_Stored records_:
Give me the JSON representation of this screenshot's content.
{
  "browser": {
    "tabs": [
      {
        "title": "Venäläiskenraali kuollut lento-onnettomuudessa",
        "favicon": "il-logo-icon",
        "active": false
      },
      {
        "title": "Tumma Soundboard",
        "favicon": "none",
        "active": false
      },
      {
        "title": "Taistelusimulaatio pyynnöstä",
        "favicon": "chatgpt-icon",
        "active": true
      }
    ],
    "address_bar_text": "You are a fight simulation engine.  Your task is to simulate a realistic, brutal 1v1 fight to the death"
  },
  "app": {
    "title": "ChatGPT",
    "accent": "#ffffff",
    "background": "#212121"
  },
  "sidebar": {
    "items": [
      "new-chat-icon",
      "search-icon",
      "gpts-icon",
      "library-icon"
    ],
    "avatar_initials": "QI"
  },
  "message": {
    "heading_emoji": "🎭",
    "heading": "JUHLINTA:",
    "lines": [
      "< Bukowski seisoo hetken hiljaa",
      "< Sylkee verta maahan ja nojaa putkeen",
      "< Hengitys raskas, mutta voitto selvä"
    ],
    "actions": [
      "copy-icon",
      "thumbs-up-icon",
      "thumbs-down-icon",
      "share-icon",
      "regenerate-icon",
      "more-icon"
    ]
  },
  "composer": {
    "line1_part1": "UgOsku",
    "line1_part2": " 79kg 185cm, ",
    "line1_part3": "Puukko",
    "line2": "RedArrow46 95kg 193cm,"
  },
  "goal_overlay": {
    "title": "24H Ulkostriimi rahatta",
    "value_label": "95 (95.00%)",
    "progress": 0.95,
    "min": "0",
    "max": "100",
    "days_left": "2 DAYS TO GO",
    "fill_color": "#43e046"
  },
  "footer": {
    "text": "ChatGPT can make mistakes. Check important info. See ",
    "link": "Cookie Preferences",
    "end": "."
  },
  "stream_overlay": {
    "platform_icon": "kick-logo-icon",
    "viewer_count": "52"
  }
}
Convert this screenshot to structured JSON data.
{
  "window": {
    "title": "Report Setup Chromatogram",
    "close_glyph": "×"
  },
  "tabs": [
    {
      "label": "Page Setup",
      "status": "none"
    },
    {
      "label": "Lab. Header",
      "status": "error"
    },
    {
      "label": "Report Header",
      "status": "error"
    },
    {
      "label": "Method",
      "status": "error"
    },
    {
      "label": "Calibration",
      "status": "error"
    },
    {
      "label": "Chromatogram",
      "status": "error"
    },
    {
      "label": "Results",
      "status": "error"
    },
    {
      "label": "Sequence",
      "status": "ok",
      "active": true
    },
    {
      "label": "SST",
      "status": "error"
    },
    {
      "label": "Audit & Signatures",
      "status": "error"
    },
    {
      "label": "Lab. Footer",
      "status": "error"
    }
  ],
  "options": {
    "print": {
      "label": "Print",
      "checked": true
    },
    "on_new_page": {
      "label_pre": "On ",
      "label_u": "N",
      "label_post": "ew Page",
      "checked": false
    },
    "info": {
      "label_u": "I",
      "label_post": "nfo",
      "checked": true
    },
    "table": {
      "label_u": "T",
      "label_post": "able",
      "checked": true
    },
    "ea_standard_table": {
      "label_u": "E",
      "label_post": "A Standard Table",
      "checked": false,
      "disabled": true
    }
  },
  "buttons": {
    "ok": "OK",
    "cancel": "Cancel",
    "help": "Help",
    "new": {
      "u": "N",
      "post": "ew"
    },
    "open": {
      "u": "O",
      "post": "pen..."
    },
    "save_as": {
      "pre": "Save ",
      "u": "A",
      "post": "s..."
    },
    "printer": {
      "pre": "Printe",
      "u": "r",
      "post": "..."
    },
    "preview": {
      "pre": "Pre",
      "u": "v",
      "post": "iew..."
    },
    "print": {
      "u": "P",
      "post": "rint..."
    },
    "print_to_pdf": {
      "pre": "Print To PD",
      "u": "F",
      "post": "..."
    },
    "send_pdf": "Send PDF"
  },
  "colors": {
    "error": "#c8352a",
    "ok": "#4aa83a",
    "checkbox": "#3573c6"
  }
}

_Exercise_: Transcribe the material above word for word.

_Worked answer_:
Give me the JSON representation of this screenshot's content.
{
  "browser": {
    "tabs": [
      {
        "title": "Venäläiskenraali kuollut lento-onnettomuudessa",
        "favicon": "il-logo-icon",
        "active": false
      },
      {
        "title": "Tumma Soundboard",
        "favicon": "none",
        "active": false
      },
      {
        "title": "Taistelusimulaatio pyynnöstä",
        "favicon": "chatgpt-icon",
        "active": true
      }
    ],
    "address_bar_text": "You are a fight simulation engine.  Your task is to simulate a realistic, brutal 1v1 fight to the death"
  },
  "app": {
    "title": "ChatGPT",
    "accent": "#ffffff",
    "background": "#212121"
  },
  "sidebar": {
    "items": [
      "new-chat-icon",
      "search-icon",
      "gpts-icon",
      "library-icon"
    ],
    "avatar_initials": "QI"
  },
  "message": {
    "heading_emoji": "🎭",
    "heading": "JUHLINTA:",
    "lines": [
      "< Bukowski seisoo hetken hiljaa",
      "< Sylkee verta maahan ja nojaa putkeen",
      "< Hengitys raskas, mutta voitto selvä"
    ],
    "actions": [
      "copy-icon",
      "thumbs-up-icon",
      "thumbs-down-icon",
      "share-icon",
      "regenerate-icon",
      "more-icon"
    ]
  },
  "composer": {
    "line1_part1": "UgOsku",
    "line1_part2": " 79kg 185cm, ",
    "line1_part3": "Puukko",
    "line2": "RedArrow46 95kg 193cm,"
  },
  "goal_overlay": {
    "title": "24H Ulkostriimi rahatta",
    "value_label": "95 (95.00%)",
    "progress": 0.95,
    "min": "0",
    "max": "100",
    "days_left": "2 DAYS TO GO",
    "fill_color": "#43e046"
  },
  "footer": {
    "text": "ChatGPT can make mistakes. Check important info. See ",
    "link": "Cookie Preferences",
    "end": "."
  },
  "stream_overlay": {
    "platform_icon": "kick-logo-icon",
    "viewer_count": "52"
  }
}
Convert this screenshot to structured JSON data.
{
  "window": {
    "title": "Report Setup Chromatogram",
    "close_glyph": "×"
  },
  "tabs": [
    {
      "label": "Page Setup",
      "status": "none"
    },
    {
      "label": "Lab. Header",
      "status": "error"
    },
    {
      "label": "Report Header",
      "status": "error"
    },
    {
      "label": "Method",
      "status": "error"
    },
    {
      "label": "Calibration",
      "status": "error"
    },
    {
      "label": "Chromatogram",
      "status": "error"
    },
    {
      "label": "Results",
      "status": "error"
    },
    {
      "label": "Sequence",
      "status": "ok",
      "active": true
    },
    {
      "label": "SST",
      "status": "error"
    },
    {
      "label": "Audit & Signatures",
      "status": "error"
    },
    {
      "label": "Lab. Footer",
      "status": "error"
    }
  ],
  "options": {
    "print": {
      "label": "Print",
      "checked": true
    },
    "on_new_page": {
      "label_pre": "On ",
      "label_u": "N",
      "label_post": "ew Page",
      "checked": false
    },
    "info": {
      "label_u": "I",
      "label_post": "nfo",
      "checked": true
    },
    "table": {
      "label_u": "T",
      "label_post": "able",
      "checked": true
    },
    "ea_standard_table": {
      "label_u": "E",
      "label_post": "A Standard Table",
      "checked": false,
      "disabled": true
    }
  },
  "buttons": {
    "ok": "OK",
    "cancel": "Cancel",
    "help": "Help",
    "new": {
      "u": "N",
      "post": "ew"
    },
    "open": {
      "u": "O",
      "post": "pen..."
    },
    "save_as": {
      "pre": "Save ",
      "u": "A",
      "post": "s..."
    },
    "printer": {
      "pre": "Printe",
      "u": "r",
      "post": "..."
    },
    "preview": {
      "pre": "Pre",
      "u": "v",
      "post": "iew..."
    },
    "print": {
      "u": "P",
      "post": "rint..."
    },
    "print_to_pdf": {
      "pre": "Print To PD",
      "u": "F",
      "post": "..."
    },
    "send_pdf": "Send PDF"
  },
  "colors": {
    "error": "#c8352a",
    "ok": "#4aa83a",
    "checkbox": "#3573c6"
  }
}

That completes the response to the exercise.